Supplied entries:

· · · ·

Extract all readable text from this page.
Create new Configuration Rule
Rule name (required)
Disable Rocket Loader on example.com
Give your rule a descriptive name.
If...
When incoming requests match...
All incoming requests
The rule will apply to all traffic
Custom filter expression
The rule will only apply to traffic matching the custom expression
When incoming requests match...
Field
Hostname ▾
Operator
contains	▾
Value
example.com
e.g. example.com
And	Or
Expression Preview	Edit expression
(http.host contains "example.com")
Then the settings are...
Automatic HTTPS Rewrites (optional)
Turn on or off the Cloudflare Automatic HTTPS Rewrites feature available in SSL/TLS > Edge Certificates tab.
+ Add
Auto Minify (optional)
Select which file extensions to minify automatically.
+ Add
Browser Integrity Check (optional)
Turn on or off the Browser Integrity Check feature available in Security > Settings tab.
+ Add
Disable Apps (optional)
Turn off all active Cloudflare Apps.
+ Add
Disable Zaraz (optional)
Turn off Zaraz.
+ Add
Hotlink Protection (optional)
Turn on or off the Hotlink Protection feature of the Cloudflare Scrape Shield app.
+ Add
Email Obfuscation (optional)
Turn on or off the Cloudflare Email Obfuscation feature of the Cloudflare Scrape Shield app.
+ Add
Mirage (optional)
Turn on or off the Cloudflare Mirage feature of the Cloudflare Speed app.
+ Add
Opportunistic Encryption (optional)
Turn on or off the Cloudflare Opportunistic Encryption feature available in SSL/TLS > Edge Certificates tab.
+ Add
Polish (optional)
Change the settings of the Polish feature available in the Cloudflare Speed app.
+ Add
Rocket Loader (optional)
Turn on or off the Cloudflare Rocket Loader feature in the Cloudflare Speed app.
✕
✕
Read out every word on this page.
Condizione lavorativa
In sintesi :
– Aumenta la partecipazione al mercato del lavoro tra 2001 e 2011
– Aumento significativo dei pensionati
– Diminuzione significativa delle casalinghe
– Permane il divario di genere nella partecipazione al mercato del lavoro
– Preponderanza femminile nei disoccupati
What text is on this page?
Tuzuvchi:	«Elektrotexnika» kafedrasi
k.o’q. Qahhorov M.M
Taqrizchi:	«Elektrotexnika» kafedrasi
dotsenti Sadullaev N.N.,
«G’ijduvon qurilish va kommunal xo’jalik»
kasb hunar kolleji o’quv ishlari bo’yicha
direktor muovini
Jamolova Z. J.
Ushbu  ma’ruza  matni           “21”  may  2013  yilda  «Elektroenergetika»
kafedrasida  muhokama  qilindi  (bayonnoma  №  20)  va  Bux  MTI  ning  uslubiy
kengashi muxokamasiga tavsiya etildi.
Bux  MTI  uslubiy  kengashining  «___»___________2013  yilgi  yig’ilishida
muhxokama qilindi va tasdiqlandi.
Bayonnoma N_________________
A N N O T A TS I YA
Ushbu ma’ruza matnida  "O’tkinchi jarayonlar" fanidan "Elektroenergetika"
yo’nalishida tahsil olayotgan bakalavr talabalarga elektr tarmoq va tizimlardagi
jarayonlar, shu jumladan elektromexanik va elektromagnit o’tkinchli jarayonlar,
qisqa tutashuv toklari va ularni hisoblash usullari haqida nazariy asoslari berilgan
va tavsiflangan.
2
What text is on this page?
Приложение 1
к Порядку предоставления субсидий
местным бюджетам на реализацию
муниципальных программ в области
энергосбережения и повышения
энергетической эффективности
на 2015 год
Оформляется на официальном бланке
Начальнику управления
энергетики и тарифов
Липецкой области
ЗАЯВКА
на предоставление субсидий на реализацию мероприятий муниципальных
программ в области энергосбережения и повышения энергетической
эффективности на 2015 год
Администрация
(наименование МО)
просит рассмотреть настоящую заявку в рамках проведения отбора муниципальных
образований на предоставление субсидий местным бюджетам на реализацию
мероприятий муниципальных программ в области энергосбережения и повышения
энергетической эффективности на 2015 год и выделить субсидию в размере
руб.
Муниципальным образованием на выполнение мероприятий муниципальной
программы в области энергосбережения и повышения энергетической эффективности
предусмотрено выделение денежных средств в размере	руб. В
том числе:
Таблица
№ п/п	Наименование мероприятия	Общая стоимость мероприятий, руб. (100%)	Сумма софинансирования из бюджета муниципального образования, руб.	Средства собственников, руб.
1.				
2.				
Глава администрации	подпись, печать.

· · · ·

Copy out every line of the data above, exactly as given.

Extract all readable text from this page.
Create new Configuration Rule
Rule name (required)
Disable Rocket Loader on example.com
Give your rule a descriptive name.
If...
When incoming requests match...
All incoming requests
The rule will apply to all traffic
Custom filter expression
The rule will only apply to traffic matching the custom expression
When incoming requests match...
Field
Hostname ▾
Operator
contains	▾
Value
example.com
e.g. example.com
And	Or
Expression Preview	Edit expression
(http.host contains "example.com")
Then the settings are...
Automatic HTTPS Rewrites (optional)
Turn on or off the Cloudflare Automatic HTTPS Rewrites feature available in SSL/TLS > Edge Certificates tab.
+ Add
Auto Minify (optional)
Select which file extensions to minify automatically.
+ Add
Browser Integrity Check (optional)
Turn on or off the Browser Integrity Check feature available in Security > Settings tab.
+ Add
Disable Apps (optional)
Turn off all active Cloudflare Apps.
+ Add
Disable Zaraz (optional)
Turn off Zaraz.
+ Add
Hotlink Protection (optional)
Turn on or off the Hotlink Protection feature of the Cloudflare Scrape Shield app.
+ Add
Email Obfuscation (optional)
Turn on or off the Cloudflare Email Obfuscation feature of the Cloudflare Scrape Shield app.
+ Add
Mirage (optional)
Turn on or off the Cloudflare Mirage feature of the Cloudflare Speed app.
+ Add
Opportunistic Encryption (optional)
Turn on or off the Cloudflare Opportunistic Encryption feature available in SSL/TLS > Edge Certificates tab.
+ Add
Polish (optional)
Change the settings of the Polish feature available in the Cloudflare Speed app.
+ Add
Rocket Loader (optional)
Turn on or off the Cloudflare Rocket Loader feature in the Cloudflare Speed app.
✕
✕
Read out every word on this page.
Condizione lavorativa
In sintesi :
– Aumenta la partecipazione al mercato del lavoro tra 2001 e 2011
– Aumento significativo dei pensionati
– Diminuzione significativa delle casalinghe
– Permane il divario di genere nella partecipazione al mercato del lavoro
– Preponderanza femminile nei disoccupati
What text is on this page?
Tuzuvchi:	«Elektrotexnika» kafedrasi
k.o’q. Qahhorov M.M
Taqrizchi:	«Elektrotexnika» kafedrasi
dotsenti Sadullaev N.N.,
«G’ijduvon qurilish va kommunal xo’jalik»
kasb hunar kolleji o’quv ishlari bo’yicha
direktor muovini
Jamolova Z. J.
Ushbu  ma’ruza  matni           “21”  may  2013  yilda  «Elektroenergetika»
kafedrasida  muhokama  qilindi  (bayonnoma  №  20)  va  Bux  MTI  ning  uslubiy
kengashi muxokamasiga tavsiya etildi.
Bux  MTI  uslubiy  kengashining  «___»___________2013  yilgi  yig’ilishida
muhxokama qilindi va tasdiqlandi.
Bayonnoma N_________________
A N N O T A TS I YA
Ushbu ma’ruza matnida  "O’tkinchi jarayonlar" fanidan "Elektroenergetika"
yo’nalishida tahsil olayotgan bakalavr talabalarga elektr tarmoq va tizimlardagi
jarayonlar, shu jumladan elektromexanik va elektromagnit o’tkinchli jarayonlar,
qisqa tutashuv toklari va ularni hisoblash usullari haqida nazariy asoslari berilgan
va tavsiflangan.
2
What text is on this page?
Приложение 1
к Порядку предоставления субсидий
местным бюджетам на реализацию
муниципальных программ в области
энергосбережения и повышения
энергетической эффективности
на 2015 год
Оформляется на официальном бланке
Начальнику управления
энергетики и тарифов
Липецкой области
ЗАЯВКА
на предоставление субсидий на реализацию мероприятий муниципальных
программ в области энергосбережения и повышения энергетической
эффективности на 2015 год
Администрация
(наименование МО)
просит рассмотреть настоящую заявку в рамках проведения отбора муниципальных
образований на предоставление субсидий местным бюджетам на реализацию
мероприятий муниципальных программ в области энергосбережения и повышения
энергетической эффективности на 2015 год и выделить субсидию в размере
руб.
Муниципальным образованием на выполнение мероприятий муниципальной
программы в области энергосбережения и повышения энергетической эффективности
предусмотрено выделение денежных средств в размере	руб. В
том числе:
Таблица
№ п/п	Наименование мероприятия	Общая стоимость мероприятий, руб. (100%)	Сумма софинансирования из бюджета муниципального образования, руб.	Средства собственников, руб.
1.				
2.				
Глава администрации	подпись, печать.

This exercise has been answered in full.